- **WRITTEN PROBLEM**: Pick out every line with the word "собственных" and copy it.
[START OF RECORDS SHOWN]
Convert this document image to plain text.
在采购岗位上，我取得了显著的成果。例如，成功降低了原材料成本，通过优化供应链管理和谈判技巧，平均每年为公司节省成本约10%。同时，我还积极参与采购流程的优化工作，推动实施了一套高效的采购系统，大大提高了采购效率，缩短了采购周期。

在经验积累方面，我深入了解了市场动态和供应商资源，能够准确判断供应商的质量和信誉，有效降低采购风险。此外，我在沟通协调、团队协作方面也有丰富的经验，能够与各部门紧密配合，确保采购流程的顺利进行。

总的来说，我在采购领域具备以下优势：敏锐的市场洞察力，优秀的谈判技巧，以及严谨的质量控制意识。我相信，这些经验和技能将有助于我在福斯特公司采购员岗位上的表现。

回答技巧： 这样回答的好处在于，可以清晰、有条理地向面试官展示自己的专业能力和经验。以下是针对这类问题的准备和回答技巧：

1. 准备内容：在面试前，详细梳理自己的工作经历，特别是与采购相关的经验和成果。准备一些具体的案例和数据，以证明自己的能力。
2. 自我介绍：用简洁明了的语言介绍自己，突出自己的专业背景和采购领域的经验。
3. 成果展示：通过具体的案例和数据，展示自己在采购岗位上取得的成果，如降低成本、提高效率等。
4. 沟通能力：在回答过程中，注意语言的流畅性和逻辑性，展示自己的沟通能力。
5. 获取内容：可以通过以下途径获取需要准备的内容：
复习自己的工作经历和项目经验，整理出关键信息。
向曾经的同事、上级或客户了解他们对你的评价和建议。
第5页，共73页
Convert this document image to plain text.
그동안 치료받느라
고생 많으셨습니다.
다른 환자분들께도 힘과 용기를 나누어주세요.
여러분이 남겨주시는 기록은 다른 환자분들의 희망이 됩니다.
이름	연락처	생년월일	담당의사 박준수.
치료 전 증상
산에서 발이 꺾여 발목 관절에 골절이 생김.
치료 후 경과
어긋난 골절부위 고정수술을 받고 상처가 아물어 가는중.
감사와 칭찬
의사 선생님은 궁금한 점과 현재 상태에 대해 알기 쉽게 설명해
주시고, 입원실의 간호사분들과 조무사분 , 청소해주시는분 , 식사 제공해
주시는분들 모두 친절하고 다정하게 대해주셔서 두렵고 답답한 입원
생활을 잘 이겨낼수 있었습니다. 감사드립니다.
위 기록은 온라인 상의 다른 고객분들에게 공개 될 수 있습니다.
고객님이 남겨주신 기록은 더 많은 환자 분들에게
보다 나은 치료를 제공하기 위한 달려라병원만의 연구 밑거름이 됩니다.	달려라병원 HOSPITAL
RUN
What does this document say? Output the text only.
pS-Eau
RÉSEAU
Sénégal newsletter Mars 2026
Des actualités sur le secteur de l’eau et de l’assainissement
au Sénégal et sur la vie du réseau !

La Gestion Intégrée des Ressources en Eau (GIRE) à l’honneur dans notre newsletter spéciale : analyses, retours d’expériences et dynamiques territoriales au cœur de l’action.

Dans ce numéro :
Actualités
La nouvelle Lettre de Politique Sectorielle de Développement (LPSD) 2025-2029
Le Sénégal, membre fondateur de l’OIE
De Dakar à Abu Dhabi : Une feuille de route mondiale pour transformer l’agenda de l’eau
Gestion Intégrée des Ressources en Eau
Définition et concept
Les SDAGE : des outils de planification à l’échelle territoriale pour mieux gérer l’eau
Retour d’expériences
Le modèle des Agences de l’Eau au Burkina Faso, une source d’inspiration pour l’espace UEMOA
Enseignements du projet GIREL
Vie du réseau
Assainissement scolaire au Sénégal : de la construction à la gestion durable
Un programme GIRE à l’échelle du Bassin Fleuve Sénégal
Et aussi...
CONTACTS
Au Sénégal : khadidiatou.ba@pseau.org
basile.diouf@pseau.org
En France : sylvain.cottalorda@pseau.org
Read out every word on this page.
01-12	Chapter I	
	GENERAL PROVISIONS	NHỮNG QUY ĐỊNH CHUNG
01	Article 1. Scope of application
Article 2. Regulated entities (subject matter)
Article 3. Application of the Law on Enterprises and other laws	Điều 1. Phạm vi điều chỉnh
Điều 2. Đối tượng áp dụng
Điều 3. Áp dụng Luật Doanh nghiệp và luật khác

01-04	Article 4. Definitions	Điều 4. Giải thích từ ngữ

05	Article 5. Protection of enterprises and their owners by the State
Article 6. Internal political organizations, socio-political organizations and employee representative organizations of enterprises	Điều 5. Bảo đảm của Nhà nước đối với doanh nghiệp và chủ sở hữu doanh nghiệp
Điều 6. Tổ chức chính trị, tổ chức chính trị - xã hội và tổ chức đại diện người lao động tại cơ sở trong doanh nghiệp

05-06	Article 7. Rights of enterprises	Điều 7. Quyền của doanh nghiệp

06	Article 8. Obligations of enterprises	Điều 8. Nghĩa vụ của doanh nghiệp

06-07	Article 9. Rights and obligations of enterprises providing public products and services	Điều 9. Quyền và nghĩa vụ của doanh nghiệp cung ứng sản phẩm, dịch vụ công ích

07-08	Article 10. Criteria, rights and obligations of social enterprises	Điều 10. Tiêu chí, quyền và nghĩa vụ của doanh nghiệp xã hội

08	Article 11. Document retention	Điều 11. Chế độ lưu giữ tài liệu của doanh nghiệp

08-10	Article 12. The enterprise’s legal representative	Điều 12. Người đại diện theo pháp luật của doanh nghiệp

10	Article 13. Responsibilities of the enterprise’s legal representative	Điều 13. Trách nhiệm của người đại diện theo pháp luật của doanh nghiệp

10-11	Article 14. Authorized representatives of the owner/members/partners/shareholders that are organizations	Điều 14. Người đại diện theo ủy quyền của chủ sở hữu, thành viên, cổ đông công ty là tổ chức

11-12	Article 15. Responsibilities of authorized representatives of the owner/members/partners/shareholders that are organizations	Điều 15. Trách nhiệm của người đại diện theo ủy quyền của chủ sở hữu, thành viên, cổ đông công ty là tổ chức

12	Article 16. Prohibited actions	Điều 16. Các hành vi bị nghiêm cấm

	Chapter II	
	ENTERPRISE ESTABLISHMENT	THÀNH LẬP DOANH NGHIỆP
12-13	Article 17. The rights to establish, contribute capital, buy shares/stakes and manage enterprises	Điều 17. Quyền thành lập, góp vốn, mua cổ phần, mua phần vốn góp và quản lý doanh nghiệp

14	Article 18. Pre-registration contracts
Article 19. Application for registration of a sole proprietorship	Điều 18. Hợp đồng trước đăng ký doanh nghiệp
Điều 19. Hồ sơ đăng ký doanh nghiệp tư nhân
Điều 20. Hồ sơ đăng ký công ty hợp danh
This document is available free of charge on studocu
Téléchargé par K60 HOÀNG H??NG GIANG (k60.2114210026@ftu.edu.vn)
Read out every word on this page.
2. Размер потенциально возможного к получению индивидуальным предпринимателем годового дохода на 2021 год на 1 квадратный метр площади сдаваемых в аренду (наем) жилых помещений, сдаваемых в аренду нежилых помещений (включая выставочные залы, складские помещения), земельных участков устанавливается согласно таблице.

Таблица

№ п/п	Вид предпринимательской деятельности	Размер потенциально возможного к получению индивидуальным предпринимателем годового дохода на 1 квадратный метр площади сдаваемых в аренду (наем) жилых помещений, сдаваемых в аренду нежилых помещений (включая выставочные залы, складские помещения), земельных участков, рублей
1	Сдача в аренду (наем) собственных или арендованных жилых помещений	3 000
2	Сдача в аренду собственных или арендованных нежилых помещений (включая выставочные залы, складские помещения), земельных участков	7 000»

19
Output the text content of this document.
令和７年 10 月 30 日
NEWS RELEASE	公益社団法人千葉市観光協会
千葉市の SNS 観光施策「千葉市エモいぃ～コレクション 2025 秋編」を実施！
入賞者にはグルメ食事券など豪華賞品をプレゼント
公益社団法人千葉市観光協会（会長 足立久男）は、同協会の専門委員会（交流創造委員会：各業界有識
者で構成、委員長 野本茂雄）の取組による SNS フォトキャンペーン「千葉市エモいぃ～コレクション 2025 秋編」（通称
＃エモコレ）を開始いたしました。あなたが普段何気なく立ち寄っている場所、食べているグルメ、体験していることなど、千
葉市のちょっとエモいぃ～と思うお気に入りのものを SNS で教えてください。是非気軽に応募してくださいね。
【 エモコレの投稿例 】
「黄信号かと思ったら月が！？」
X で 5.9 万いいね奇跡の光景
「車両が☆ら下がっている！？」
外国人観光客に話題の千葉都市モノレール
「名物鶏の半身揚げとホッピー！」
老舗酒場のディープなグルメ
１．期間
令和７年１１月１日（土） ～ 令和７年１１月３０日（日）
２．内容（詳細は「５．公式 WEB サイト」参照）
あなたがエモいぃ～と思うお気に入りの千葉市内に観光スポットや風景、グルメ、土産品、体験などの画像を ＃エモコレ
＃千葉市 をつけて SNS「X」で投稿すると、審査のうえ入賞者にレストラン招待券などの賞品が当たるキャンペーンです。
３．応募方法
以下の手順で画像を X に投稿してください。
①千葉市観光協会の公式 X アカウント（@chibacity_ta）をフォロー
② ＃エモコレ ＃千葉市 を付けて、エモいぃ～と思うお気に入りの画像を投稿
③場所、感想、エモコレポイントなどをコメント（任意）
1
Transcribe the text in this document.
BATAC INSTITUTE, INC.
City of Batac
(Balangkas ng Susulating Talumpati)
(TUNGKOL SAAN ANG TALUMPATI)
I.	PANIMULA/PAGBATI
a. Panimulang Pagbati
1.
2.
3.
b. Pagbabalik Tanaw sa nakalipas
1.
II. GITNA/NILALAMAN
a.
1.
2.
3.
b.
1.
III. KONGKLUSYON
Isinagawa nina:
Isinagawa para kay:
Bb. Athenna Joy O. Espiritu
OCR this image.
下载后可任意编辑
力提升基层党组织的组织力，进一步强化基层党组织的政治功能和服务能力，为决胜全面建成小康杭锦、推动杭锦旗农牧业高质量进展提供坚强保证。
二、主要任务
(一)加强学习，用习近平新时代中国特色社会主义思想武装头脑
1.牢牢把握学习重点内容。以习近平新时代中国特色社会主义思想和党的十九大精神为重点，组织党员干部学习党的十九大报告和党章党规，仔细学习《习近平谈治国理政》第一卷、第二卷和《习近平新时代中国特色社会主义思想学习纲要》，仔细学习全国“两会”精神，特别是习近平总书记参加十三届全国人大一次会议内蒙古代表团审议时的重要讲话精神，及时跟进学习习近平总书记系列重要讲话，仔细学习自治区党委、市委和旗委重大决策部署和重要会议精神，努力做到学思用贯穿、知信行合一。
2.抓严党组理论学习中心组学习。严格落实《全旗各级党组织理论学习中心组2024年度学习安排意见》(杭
[END OF RECORDS SHOWN]
- **SOLUTION FOR THIS TASK**:
1	Сдача в аренду (наем) собственных или арендованных жилых помещений	3 000
2	Сдача в аренду собственных или арендованных нежилых помещений (включая выставочные залы, складские помещения), земельных участков	7 000»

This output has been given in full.